The records
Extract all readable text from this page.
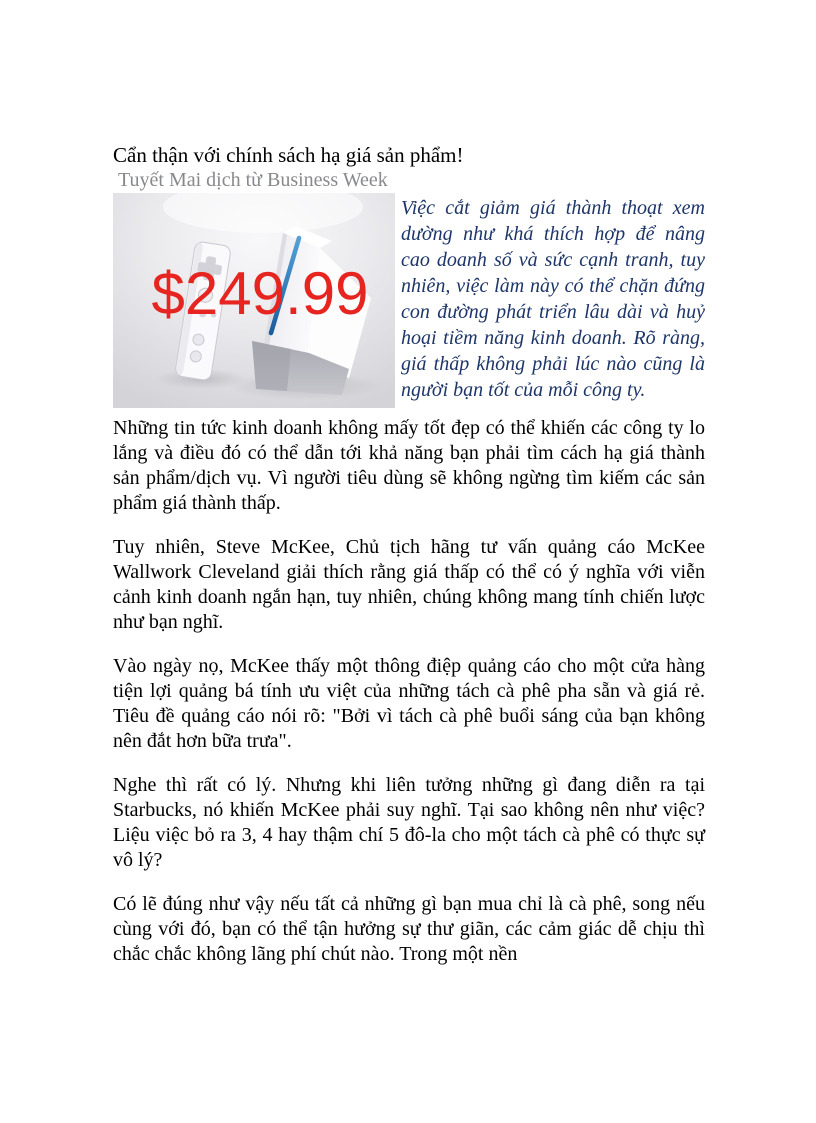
Cẩn thận với chính sách hạ giá sản phẩm!
Tuyết Mai dịch từ Business Week
$249.99
Việc cắt giảm giá thành thoạt xem dường như khá thích hợp để nâng cao doanh số và sức cạnh tranh, tuy nhiên, việc làm này có thể chặn đứng con đường phát triển lâu dài và huỷ hoại tiềm năng kinh doanh. Rõ ràng, giá thấp không phải lúc nào cũng là người bạn tốt của mỗi công ty.

Những tin tức kinh doanh không mấy tốt đẹp có thể khiến các công ty lo lắng và điều đó có thể dẫn tới khả năng bạn phải tìm cách hạ giá thành sản phẩm/dịch vụ. Vì người tiêu dùng sẽ không ngừng tìm kiếm các sản phẩm giá thành thấp.

Tuy nhiên, Steve McKee, Chủ tịch hãng tư vấn quảng cáo McKee Wallwork Cleveland giải thích rằng giá thấp có thể có ý nghĩa với viễn cảnh kinh doanh ngắn hạn, tuy nhiên, chúng không mang tính chiến lược như bạn nghĩ.

Vào ngày nọ, McKee thấy một thông điệp quảng cáo cho một cửa hàng tiện lợi quảng bá tính ưu việt của những tách cà phê pha sẵn và giá rẻ. Tiêu đề quảng cáo nói rõ: "Bởi vì tách cà phê buổi sáng của bạn không nên đắt hơn bữa trưa".

Nghe thì rất có lý. Nhưng khi liên tưởng những gì đang diễn ra tại Starbucks, nó khiến McKee phải suy nghĩ. Tại sao không nên như việc? Liệu việc bỏ ra 3, 4 hay thậm chí 5 đô-la cho một tách cà phê có thực sự vô lý?

Có lẽ đúng như vậy nếu tất cả những gì bạn mua chỉ là cà phê, song nếu cùng với đó, bạn có thể tận hưởng sự thư giãn, các cảm giác dễ chịu thì chắc chắc không lãng phí chút nào. Trong một nền
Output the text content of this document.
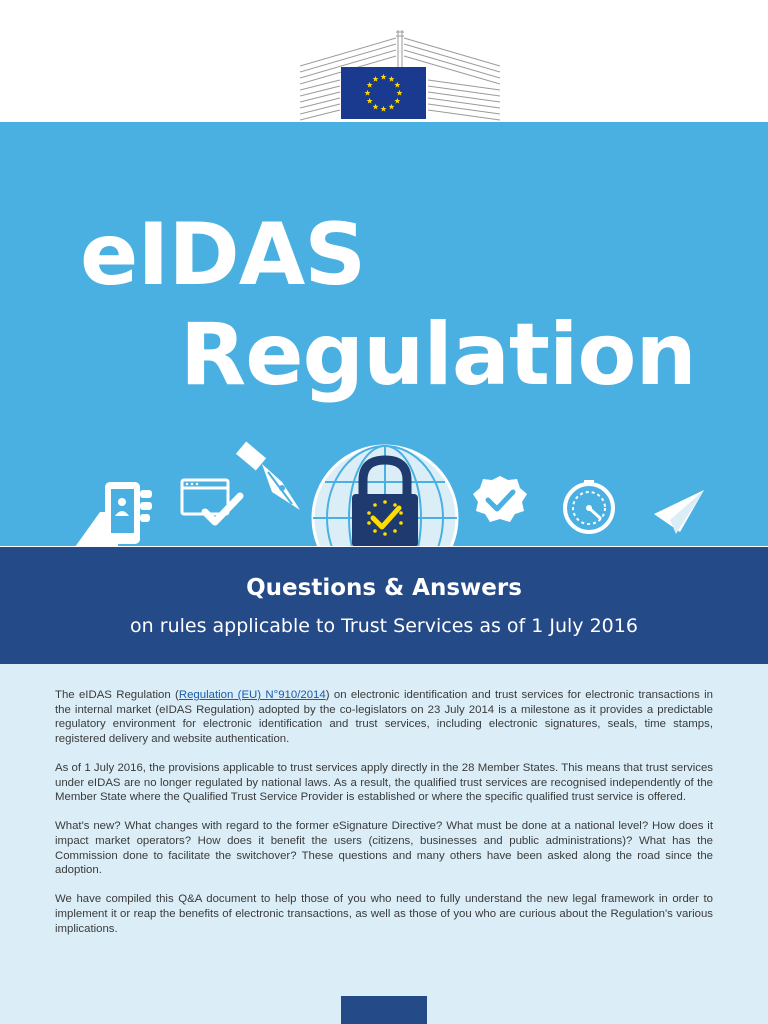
eIDAS
Regulation
Questions & Answers
on rules applicable to Trust Services as of 1 July 2016

The eIDAS Regulation (Regulation (EU) N°910/2014) on electronic identification and trust services for electronic transactions in the internal market (eIDAS Regulation) adopted by the co-legislators on 23 July 2014 is a milestone as it provides a predictable regulatory environment for electronic identification and trust services, including electronic signatures, seals, time stamps, registered delivery and website authentication.

As of 1 July 2016, the provisions applicable to trust services apply directly in the 28 Member States. This means that trust services under eIDAS are no longer regulated by national laws. As a result, the qualified trust services are recognised independently of the Member State where the Qualified Trust Service Provider is established or where the specific qualified trust service is offered.

What's new? What changes with regard to the former eSignature Directive? What must be done at a national level? How does it impact market operators? How does it benefit the users (citizens, businesses and public administrations)? What has the Commission done to facilitate the switchover? These questions and many others have been asked along the road since the adoption.

We have compiled this Q&A document to help those of you who need to fully understand the new legal framework in order to implement it or reap the benefits of electronic transactions, as well as those of you who are curious about the Regulation's various implications.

Task
Look for "dịch" and pull out every line that has it.

Finished answer
Tuyết Mai dịch từ Business Week
Những tin tức kinh doanh không mấy tốt đẹp có thể khiến các công ty lo lắng và điều đó có thể dẫn tới khả năng bạn phải tìm cách hạ giá thành sản phẩm/dịch vụ. Vì người tiêu dùng sẽ không ngừng tìm kiếm các sản phẩm giá thành thấp.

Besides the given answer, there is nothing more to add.